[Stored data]
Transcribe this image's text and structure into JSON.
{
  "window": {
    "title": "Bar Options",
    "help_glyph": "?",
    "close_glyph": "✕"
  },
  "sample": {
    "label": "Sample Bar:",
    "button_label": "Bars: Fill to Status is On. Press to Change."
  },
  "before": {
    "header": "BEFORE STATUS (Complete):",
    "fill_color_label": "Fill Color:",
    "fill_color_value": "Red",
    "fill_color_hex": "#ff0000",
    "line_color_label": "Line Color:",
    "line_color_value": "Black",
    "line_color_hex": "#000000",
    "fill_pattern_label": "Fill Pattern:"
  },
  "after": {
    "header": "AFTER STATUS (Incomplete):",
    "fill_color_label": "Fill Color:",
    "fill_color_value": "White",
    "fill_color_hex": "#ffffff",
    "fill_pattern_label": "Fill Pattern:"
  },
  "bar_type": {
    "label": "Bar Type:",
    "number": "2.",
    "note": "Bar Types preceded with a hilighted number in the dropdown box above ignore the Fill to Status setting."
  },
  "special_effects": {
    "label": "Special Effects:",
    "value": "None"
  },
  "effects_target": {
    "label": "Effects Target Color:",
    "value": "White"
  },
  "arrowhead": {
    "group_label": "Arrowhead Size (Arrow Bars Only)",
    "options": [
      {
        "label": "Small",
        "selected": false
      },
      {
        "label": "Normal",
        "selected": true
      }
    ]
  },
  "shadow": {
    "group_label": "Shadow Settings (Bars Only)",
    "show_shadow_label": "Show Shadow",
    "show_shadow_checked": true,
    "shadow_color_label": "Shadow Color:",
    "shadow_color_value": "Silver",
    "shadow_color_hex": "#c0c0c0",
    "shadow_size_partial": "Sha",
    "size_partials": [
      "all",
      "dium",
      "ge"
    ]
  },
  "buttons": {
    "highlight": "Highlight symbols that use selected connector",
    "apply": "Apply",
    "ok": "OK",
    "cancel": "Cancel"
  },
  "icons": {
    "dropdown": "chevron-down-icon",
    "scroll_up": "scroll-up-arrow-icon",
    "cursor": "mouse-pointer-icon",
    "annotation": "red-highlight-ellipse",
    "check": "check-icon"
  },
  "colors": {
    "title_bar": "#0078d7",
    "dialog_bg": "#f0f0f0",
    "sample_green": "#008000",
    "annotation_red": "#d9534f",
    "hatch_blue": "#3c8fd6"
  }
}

● **Given exercise**: Using the data above, output each line exactly.

● **Result of this exercise**:
Transcribe this image's text and structure into JSON.
{
  "window": {
    "title": "Bar Options",
    "help_glyph": "?",
    "close_glyph": "✕"
  },
  "sample": {
    "label": "Sample Bar:",
    "button_label": "Bars: Fill to Status is On. Press to Change."
  },
  "before": {
    "header": "BEFORE STATUS (Complete):",
    "fill_color_label": "Fill Color:",
    "fill_color_value": "Red",
    "fill_color_hex": "#ff0000",
    "line_color_label": "Line Color:",
    "line_color_value": "Black",
    "line_color_hex": "#000000",
    "fill_pattern_label": "Fill Pattern:"
  },
  "after": {
    "header": "AFTER STATUS (Incomplete):",
    "fill_color_label": "Fill Color:",
    "fill_color_value": "White",
    "fill_color_hex": "#ffffff",
    "fill_pattern_label": "Fill Pattern:"
  },
  "bar_type": {
    "label": "Bar Type:",
    "number": "2.",
    "note": "Bar Types preceded with a hilighted number in the dropdown box above ignore the Fill to Status setting."
  },
  "special_effects": {
    "label": "Special Effects:",
    "value": "None"
  },
  "effects_target": {
    "label": "Effects Target Color:",
    "value": "White"
  },
  "arrowhead": {
    "group_label": "Arrowhead Size (Arrow Bars Only)",
    "options": [
      {
        "label": "Small",
        "selected": false
      },
      {
        "label": "Normal",
        "selected": true
      }
    ]
  },
  "shadow": {
    "group_label": "Shadow Settings (Bars Only)",
    "show_shadow_label": "Show Shadow",
    "show_shadow_checked": true,
    "shadow_color_label": "Shadow Color:",
    "shadow_color_value": "Silver",
    "shadow_color_hex": "#c0c0c0",
    "shadow_size_partial": "Sha",
    "size_partials": [
      "all",
      "dium",
      "ge"
    ]
  },
  "buttons": {
    "highlight": "Highlight symbols that use selected connector",
    "apply": "Apply",
    "ok": "OK",
    "cancel": "Cancel"
  },
  "icons": {
    "dropdown": "chevron-down-icon",
    "scroll_up": "scroll-up-arrow-icon",
    "cursor": "mouse-pointer-icon",
    "annotation": "red-highlight-ellipse",
    "check": "check-icon"
  },
  "colors": {
    "title_bar": "#0078d7",
    "dialog_bg": "#f0f0f0",
    "sample_green": "#008000",
    "annotation_red": "#d9534f",
    "hatch_blue": "#3c8fd6"
  }
}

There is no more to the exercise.